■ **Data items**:
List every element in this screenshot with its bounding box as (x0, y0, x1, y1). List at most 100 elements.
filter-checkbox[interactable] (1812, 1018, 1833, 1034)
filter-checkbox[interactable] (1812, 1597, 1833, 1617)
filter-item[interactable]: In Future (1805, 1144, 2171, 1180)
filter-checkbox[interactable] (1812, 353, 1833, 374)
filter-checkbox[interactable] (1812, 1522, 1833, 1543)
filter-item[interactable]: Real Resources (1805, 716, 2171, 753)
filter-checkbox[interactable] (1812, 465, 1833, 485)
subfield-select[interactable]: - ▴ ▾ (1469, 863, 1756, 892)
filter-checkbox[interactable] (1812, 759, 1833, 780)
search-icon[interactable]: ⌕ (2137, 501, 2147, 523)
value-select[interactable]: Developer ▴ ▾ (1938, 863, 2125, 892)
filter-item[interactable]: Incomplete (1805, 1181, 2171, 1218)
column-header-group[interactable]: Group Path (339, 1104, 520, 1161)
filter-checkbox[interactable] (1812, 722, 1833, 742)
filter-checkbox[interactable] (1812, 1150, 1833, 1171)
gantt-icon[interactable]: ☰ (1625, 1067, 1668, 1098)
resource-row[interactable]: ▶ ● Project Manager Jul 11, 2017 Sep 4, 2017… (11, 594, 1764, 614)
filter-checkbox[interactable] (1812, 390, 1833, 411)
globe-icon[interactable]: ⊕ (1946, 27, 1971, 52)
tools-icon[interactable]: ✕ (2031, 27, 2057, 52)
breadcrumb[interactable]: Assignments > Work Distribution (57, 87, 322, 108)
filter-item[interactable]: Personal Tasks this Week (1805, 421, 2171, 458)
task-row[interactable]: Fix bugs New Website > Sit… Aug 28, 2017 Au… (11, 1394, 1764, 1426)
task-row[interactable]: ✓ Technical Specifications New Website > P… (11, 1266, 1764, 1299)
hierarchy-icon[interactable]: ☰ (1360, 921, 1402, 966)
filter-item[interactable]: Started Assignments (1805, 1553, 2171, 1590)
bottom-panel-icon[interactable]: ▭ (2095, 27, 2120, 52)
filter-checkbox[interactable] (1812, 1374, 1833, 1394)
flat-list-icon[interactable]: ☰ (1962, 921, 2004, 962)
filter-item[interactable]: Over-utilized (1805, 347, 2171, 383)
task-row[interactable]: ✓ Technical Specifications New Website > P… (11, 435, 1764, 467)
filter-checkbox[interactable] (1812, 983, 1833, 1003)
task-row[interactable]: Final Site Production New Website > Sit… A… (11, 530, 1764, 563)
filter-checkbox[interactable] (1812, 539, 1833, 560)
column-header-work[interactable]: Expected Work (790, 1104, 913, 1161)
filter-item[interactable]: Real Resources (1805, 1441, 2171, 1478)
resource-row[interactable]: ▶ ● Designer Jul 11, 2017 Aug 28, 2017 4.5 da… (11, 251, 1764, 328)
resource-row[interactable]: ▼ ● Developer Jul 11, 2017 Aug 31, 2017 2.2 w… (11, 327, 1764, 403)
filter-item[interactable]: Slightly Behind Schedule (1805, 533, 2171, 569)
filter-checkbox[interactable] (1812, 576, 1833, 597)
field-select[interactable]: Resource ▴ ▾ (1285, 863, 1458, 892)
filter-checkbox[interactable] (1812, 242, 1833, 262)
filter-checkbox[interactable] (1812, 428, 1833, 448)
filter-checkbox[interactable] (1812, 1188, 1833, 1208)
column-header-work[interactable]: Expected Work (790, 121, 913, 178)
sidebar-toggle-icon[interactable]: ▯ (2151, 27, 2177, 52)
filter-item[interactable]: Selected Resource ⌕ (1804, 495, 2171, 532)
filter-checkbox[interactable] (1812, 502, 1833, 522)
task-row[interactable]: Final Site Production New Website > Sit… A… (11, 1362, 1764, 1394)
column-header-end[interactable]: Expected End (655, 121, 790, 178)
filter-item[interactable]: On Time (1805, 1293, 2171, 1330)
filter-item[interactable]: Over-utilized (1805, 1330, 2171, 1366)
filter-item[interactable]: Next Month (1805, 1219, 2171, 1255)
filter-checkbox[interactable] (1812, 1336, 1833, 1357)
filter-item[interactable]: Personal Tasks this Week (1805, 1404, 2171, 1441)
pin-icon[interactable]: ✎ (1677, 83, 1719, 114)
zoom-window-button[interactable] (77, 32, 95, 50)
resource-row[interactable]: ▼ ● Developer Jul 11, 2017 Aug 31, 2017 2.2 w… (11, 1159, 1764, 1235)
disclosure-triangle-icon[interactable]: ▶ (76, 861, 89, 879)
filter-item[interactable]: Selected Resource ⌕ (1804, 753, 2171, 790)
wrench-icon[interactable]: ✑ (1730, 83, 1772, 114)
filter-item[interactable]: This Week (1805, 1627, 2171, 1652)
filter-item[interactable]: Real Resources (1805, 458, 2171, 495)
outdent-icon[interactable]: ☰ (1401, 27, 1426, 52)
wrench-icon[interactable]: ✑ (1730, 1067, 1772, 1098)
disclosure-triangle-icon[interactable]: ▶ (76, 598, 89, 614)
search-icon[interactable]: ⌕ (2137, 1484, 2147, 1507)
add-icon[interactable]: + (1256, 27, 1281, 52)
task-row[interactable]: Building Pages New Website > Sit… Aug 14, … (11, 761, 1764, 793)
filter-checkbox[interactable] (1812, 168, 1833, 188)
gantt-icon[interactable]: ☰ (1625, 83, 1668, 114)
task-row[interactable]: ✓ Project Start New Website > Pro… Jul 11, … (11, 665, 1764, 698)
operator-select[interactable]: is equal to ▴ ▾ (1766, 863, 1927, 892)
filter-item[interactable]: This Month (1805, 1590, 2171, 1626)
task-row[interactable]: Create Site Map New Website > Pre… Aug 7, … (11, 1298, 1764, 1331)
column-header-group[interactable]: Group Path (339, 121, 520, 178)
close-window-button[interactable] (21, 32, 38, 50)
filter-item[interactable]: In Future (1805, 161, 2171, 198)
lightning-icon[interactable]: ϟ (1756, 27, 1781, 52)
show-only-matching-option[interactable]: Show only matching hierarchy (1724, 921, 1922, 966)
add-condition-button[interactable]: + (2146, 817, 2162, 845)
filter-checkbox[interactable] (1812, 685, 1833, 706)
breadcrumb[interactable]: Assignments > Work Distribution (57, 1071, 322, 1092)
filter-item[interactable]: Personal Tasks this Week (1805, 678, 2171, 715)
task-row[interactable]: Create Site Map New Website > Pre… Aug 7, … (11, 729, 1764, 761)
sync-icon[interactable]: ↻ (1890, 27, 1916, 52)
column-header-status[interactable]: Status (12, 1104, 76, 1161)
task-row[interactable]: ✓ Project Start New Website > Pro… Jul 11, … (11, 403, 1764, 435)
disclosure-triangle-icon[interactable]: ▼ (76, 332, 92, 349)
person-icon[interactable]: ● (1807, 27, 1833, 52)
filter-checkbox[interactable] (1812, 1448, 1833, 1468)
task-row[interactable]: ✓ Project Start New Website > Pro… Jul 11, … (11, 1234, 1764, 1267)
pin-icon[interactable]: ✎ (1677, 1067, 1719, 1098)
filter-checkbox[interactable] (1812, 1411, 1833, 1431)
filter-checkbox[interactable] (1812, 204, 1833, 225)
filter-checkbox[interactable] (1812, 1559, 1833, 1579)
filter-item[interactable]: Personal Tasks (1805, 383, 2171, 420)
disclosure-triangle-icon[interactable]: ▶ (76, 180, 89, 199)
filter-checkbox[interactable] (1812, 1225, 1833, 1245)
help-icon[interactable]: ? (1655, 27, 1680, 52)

■ **What is being asked**:
Convert every line of the records above into a numbered list, leaving out any blank lines.

■ **Response**:
1. List every element in this screenshot with its bounding box as (x0, y0, x1, y1). List at most 100 elements.
2. filter-checkbox[interactable] (1812, 1018, 1833, 1034)
3. filter-checkbox[interactable] (1812, 1597, 1833, 1617)
4. filter-item[interactable]: In Future (1805, 1144, 2171, 1180)
5. filter-checkbox[interactable] (1812, 353, 1833, 374)
6. filter-checkbox[interactable] (1812, 1522, 1833, 1543)
7. filter-item[interactable]: Real Resources (1805, 716, 2171, 753)
8. filter-checkbox[interactable] (1812, 465, 1833, 485)
9. subfield-select[interactable]: - ▴ ▾ (1469, 863, 1756, 892)
10. filter-checkbox[interactable] (1812, 759, 1833, 780)
11. search-icon[interactable]: ⌕ (2137, 501, 2147, 523)
12. value-select[interactable]: Developer ▴ ▾ (1938, 863, 2125, 892)
13. filter-item[interactable]: Incomplete (1805, 1181, 2171, 1218)
14. column-header-group[interactable]: Group Path (339, 1104, 520, 1161)
15. filter-checkbox[interactable] (1812, 722, 1833, 742)
16. filter-checkbox[interactable] (1812, 1150, 1833, 1171)
17. gantt-icon[interactable]: ☰ (1625, 1067, 1668, 1098)
18. resource-row[interactable]: ▶ ● Project Manager Jul 11, 2017 Sep 4, 2017… (11, 594, 1764, 614)
19. filter-checkbox[interactable] (1812, 390, 1833, 411)
20. globe-icon[interactable]: ⊕ (1946, 27, 1971, 52)
21. tools-icon[interactable]: ✕ (2031, 27, 2057, 52)
22. breadcrumb[interactable]: Assignments > Work Distribution (57, 87, 322, 108)
23. filter-item[interactable]: Personal Tasks this Week (1805, 421, 2171, 458)
24. task-row[interactable]: Fix bugs New Website > Sit… Aug 28, 2017 Au… (11, 1394, 1764, 1426)
25. task-row[interactable]: ✓ Technical Specifications New Website > P… (11, 1266, 1764, 1299)
26. hierarchy-icon[interactable]: ☰ (1360, 921, 1402, 966)
27. filter-item[interactable]: Started Assignments (1805, 1553, 2171, 1590)
28. bottom-panel-icon[interactable]: ▭ (2095, 27, 2120, 52)
29. filter-checkbox[interactable] (1812, 1374, 1833, 1394)
30. flat-list-icon[interactable]: ☰ (1962, 921, 2004, 962)
31. filter-item[interactable]: Over-utilized (1805, 347, 2171, 383)
32. task-row[interactable]: ✓ Technical Specifications New Website > P… (11, 435, 1764, 467)
33. filter-checkbox[interactable] (1812, 983, 1833, 1003)
34. task-row[interactable]: Final Site Production New Website > Sit… A… (11, 530, 1764, 563)
35. filter-checkbox[interactable] (1812, 539, 1833, 560)
36. column-header-work[interactable]: Expected Work (790, 1104, 913, 1161)
37. filter-item[interactable]: Real Resources (1805, 1441, 2171, 1478)
38. resource-row[interactable]: ▶ ● Designer Jul 11, 2017 Aug 28, 2017 4.5 da… (11, 251, 1764, 328)
39. resource-row[interactable]: ▼ ● Developer Jul 11, 2017 Aug 31, 2017 2.2 w… (11, 327, 1764, 403)
40. filter-item[interactable]: Slightly Behind Schedule (1805, 533, 2171, 569)
41. filter-checkbox[interactable] (1812, 576, 1833, 597)
42. field-select[interactable]: Resource ▴ ▾ (1285, 863, 1458, 892)
43. filter-checkbox[interactable] (1812, 242, 1833, 262)
44. filter-checkbox[interactable] (1812, 428, 1833, 448)
45. filter-checkbox[interactable] (1812, 1188, 1833, 1208)
46. column-header-work[interactable]: Expected Work (790, 121, 913, 178)
47. sidebar-toggle-icon[interactable]: ▯ (2151, 27, 2177, 52)
48. filter-item[interactable]: Selected Resource ⌕ (1804, 495, 2171, 532)
49. filter-checkbox[interactable] (1812, 502, 1833, 522)
50. task-row[interactable]: Final Site Production New Website > Sit… A… (11, 1362, 1764, 1394)
51. column-header-end[interactable]: Expected End (655, 121, 790, 178)
52. filter-item[interactable]: On Time (1805, 1293, 2171, 1330)
53. filter-item[interactable]: Over-utilized (1805, 1330, 2171, 1366)
54. filter-item[interactable]: Next Month (1805, 1219, 2171, 1255)
55. filter-checkbox[interactable] (1812, 1336, 1833, 1357)
56. filter-item[interactable]: Personal Tasks this Week (1805, 1404, 2171, 1441)
57. pin-icon[interactable]: ✎ (1677, 83, 1719, 114)
58. zoom-window-button[interactable] (77, 32, 95, 50)
59. resource-row[interactable]: ▼ ● Developer Jul 11, 2017 Aug 31, 2017 2.2 w… (11, 1159, 1764, 1235)
60. disclosure-triangle-icon[interactable]: ▶ (76, 861, 89, 879)
61. filter-item[interactable]: Selected Resource ⌕ (1804, 753, 2171, 790)
62. wrench-icon[interactable]: ✑ (1730, 83, 1772, 114)
63. filter-item[interactable]: This Week (1805, 1627, 2171, 1652)
64. filter-item[interactable]: Real Resources (1805, 458, 2171, 495)
65. outdent-icon[interactable]: ☰ (1401, 27, 1426, 52)
66. wrench-icon[interactable]: ✑ (1730, 1067, 1772, 1098)
67. disclosure-triangle-icon[interactable]: ▶ (76, 598, 89, 614)
68. search-icon[interactable]: ⌕ (2137, 1484, 2147, 1507)
69. add-icon[interactable]: + (1256, 27, 1281, 52)
70. task-row[interactable]: Building Pages New Website > Sit… Aug 14, … (11, 761, 1764, 793)
71. filter-checkbox[interactable] (1812, 168, 1833, 188)
72. gantt-icon[interactable]: ☰ (1625, 83, 1668, 114)
73. task-row[interactable]: ✓ Project Start New Website > Pro… Jul 11, … (11, 665, 1764, 698)
74. operator-select[interactable]: is equal to ▴ ▾ (1766, 863, 1927, 892)
75. filter-item[interactable]: This Month (1805, 1590, 2171, 1626)
76. task-row[interactable]: Create Site Map New Website > Pre… Aug 7, … (11, 1298, 1764, 1331)
77. column-header-group[interactable]: Group Path (339, 121, 520, 178)
78. close-window-button[interactable] (21, 32, 38, 50)
79. filter-item[interactable]: In Future (1805, 161, 2171, 198)
80. lightning-icon[interactable]: ϟ (1756, 27, 1781, 52)
81. show-only-matching-option[interactable]: Show only matching hierarchy (1724, 921, 1922, 966)
82. add-condition-button[interactable]: + (2146, 817, 2162, 845)
83. filter-checkbox[interactable] (1812, 685, 1833, 706)
84. breadcrumb[interactable]: Assignments > Work Distribution (57, 1071, 322, 1092)
85. filter-item[interactable]: Personal Tasks this Week (1805, 678, 2171, 715)
86. task-row[interactable]: Create Site Map New Website > Pre… Aug 7, … (11, 729, 1764, 761)
87. sync-icon[interactable]: ↻ (1890, 27, 1916, 52)
88. column-header-status[interactable]: Status (12, 1104, 76, 1161)
89. task-row[interactable]: ✓ Project Start New Website > Pro… Jul 11, … (11, 403, 1764, 435)
90. disclosure-triangle-icon[interactable]: ▼ (76, 332, 92, 349)
91. person-icon[interactable]: ● (1807, 27, 1833, 52)
92. filter-checkbox[interactable] (1812, 1448, 1833, 1468)
93. task-row[interactable]: ✓ Project Start New Website > Pro… Jul 11, … (11, 1234, 1764, 1267)
94. pin-icon[interactable]: ✎ (1677, 1067, 1719, 1098)
95. filter-checkbox[interactable] (1812, 1411, 1833, 1431)
96. filter-checkbox[interactable] (1812, 204, 1833, 225)
97. filter-checkbox[interactable] (1812, 1559, 1833, 1579)
98. filter-item[interactable]: Personal Tasks (1805, 383, 2171, 420)
99. disclosure-triangle-icon[interactable]: ▶ (76, 180, 89, 199)
100. filter-checkbox[interactable] (1812, 1225, 1833, 1245)
101. help-icon[interactable]: ? (1655, 27, 1680, 52)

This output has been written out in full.